■ SUPPLIED MATERIAL ■
::::::::::
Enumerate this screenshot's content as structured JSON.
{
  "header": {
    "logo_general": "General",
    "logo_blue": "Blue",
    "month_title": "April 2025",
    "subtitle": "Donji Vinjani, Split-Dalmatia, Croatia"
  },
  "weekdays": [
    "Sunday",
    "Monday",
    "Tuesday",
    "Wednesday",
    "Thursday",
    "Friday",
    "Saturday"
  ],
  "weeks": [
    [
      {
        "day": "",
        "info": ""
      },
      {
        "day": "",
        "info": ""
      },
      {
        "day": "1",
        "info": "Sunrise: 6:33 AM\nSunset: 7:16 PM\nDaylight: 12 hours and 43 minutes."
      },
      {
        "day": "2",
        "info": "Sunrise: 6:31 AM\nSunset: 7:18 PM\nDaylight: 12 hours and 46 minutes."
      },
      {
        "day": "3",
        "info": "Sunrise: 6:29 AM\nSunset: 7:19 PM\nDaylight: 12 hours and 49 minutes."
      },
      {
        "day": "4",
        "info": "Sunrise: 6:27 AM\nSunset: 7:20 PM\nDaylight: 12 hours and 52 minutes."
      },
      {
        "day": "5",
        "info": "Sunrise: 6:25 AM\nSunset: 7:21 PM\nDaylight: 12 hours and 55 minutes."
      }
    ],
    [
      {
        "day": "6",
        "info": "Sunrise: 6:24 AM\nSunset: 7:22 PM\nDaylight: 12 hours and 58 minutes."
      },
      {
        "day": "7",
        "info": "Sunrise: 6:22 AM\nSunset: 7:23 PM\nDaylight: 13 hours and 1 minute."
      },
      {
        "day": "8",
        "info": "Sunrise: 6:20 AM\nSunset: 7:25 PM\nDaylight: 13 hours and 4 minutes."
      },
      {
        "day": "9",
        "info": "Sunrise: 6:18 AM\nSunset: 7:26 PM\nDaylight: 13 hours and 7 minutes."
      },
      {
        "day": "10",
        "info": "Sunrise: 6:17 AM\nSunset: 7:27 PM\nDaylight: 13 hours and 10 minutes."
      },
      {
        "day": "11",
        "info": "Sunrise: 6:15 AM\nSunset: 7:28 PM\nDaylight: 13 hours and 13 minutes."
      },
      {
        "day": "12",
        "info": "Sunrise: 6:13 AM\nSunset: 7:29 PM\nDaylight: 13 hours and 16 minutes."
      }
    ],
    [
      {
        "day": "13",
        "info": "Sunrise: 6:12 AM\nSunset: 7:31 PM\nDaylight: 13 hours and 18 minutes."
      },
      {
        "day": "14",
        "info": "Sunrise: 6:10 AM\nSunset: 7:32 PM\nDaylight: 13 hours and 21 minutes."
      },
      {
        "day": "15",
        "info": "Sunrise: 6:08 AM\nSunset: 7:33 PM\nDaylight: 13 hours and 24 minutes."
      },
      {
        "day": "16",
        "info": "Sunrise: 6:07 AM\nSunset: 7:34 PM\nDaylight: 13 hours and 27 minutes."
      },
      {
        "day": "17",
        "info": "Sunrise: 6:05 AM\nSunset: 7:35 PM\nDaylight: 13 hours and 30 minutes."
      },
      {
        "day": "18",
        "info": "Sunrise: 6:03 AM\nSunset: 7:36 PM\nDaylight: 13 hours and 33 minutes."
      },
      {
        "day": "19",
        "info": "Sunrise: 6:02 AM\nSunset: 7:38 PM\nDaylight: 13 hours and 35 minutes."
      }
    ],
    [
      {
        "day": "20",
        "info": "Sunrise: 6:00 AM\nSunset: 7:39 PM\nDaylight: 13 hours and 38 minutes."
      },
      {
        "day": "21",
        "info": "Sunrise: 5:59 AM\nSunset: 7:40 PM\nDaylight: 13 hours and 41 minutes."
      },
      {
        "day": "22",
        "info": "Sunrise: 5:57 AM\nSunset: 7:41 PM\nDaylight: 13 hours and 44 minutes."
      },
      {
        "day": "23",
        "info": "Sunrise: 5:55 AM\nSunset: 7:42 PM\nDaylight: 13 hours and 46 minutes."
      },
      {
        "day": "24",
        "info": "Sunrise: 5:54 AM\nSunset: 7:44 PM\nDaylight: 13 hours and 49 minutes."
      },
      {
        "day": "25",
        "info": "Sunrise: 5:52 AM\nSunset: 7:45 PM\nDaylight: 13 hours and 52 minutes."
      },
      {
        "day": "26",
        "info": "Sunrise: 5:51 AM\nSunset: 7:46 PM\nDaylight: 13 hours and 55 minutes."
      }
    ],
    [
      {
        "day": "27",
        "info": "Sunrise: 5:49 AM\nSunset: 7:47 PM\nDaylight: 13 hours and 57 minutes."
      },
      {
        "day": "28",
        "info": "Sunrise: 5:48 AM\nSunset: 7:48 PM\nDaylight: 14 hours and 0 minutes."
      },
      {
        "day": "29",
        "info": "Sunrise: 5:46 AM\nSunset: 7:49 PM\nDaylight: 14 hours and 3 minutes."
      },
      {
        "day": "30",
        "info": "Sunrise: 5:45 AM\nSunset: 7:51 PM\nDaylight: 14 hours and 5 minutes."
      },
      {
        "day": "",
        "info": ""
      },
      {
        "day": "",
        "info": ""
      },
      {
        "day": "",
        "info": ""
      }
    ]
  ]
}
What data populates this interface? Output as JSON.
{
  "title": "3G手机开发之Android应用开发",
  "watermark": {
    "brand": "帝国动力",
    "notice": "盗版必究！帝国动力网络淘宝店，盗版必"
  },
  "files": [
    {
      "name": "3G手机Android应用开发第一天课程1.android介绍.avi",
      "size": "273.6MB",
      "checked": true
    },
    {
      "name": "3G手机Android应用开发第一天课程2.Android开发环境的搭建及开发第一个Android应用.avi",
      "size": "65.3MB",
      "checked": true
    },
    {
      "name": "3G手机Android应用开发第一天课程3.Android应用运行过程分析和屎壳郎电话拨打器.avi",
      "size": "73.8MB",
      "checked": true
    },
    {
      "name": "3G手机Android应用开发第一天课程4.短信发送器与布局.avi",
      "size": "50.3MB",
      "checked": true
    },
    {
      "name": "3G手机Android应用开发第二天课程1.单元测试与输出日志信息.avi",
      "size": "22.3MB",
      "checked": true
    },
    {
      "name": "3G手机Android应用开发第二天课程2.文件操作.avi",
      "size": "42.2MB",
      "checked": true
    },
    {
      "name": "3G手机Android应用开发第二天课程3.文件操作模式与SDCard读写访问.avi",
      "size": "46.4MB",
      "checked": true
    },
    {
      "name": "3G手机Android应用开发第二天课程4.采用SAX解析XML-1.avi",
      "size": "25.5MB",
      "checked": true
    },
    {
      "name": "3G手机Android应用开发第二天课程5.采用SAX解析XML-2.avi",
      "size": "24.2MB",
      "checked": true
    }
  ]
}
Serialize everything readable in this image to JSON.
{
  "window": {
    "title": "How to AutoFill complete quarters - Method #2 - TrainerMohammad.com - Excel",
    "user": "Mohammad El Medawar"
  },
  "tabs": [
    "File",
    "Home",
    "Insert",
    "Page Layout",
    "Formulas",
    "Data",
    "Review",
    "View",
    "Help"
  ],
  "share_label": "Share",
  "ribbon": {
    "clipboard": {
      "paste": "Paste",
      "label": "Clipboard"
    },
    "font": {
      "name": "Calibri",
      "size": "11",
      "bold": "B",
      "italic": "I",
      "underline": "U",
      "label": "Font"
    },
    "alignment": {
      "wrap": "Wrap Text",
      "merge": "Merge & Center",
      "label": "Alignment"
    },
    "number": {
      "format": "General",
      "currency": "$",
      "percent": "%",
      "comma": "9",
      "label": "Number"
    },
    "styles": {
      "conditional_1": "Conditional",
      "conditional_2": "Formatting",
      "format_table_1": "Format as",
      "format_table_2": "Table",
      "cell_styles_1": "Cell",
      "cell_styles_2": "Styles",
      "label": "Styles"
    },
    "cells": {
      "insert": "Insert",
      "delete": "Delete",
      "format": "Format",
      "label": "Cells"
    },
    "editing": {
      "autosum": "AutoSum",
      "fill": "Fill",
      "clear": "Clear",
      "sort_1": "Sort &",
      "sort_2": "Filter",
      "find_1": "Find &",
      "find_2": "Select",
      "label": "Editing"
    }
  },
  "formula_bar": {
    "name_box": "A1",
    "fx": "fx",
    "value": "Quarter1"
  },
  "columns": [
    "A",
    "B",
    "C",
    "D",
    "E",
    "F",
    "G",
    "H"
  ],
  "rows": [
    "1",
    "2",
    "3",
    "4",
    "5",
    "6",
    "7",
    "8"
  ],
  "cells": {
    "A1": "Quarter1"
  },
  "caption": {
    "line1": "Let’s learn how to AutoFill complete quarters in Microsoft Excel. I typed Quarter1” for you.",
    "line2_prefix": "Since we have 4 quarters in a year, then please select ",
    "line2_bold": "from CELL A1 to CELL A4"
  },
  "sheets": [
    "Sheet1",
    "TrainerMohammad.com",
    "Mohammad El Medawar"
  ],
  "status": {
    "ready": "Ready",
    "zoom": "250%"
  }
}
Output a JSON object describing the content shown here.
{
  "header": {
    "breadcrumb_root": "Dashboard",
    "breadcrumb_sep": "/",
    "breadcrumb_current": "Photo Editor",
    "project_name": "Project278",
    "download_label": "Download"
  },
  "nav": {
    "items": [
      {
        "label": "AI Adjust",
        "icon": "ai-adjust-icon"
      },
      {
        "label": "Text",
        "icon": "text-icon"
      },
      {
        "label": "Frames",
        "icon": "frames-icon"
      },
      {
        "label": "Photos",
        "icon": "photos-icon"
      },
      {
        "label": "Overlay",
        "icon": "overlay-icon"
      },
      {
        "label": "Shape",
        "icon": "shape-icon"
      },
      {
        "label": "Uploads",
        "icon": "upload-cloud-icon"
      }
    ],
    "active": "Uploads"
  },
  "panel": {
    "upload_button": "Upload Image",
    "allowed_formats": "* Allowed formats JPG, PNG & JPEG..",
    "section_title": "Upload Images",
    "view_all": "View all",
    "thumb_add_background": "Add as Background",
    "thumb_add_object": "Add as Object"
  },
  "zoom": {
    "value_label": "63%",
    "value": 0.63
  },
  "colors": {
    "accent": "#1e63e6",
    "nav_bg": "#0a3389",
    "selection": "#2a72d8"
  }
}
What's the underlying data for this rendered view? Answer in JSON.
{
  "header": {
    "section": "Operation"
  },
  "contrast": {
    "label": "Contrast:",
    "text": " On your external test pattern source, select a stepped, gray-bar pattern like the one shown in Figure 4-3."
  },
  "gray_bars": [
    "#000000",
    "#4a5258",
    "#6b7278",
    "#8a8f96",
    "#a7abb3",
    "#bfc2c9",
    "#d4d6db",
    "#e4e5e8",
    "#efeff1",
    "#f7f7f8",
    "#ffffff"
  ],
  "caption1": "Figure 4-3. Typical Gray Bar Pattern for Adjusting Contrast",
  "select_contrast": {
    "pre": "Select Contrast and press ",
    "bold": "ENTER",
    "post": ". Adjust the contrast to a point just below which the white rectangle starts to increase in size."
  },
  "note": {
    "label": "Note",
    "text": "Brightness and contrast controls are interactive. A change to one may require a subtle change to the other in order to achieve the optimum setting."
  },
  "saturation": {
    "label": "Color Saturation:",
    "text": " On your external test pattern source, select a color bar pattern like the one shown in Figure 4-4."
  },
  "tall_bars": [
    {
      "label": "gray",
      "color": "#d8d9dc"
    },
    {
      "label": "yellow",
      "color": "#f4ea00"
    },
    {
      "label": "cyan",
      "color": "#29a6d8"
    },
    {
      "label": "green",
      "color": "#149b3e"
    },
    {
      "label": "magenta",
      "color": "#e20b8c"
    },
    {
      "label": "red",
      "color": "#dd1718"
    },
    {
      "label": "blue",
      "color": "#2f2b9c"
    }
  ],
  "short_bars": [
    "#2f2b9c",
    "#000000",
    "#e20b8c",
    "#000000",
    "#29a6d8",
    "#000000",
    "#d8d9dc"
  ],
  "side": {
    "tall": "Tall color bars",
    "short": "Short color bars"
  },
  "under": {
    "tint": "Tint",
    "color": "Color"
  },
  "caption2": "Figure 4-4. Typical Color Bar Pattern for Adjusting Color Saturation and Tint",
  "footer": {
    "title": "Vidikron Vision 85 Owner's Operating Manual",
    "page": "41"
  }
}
::::::::::
■ REQUEST ■
List all lines in the material containing the string "test".

■ FULL RESPONSE ■
    "text": " On your external test pattern source, select a stepped, gray-bar pattern like the one shown in Figure 4-3."
    "text": " On your external test pattern source, select a color bar pattern like the one shown in Figure 4-4."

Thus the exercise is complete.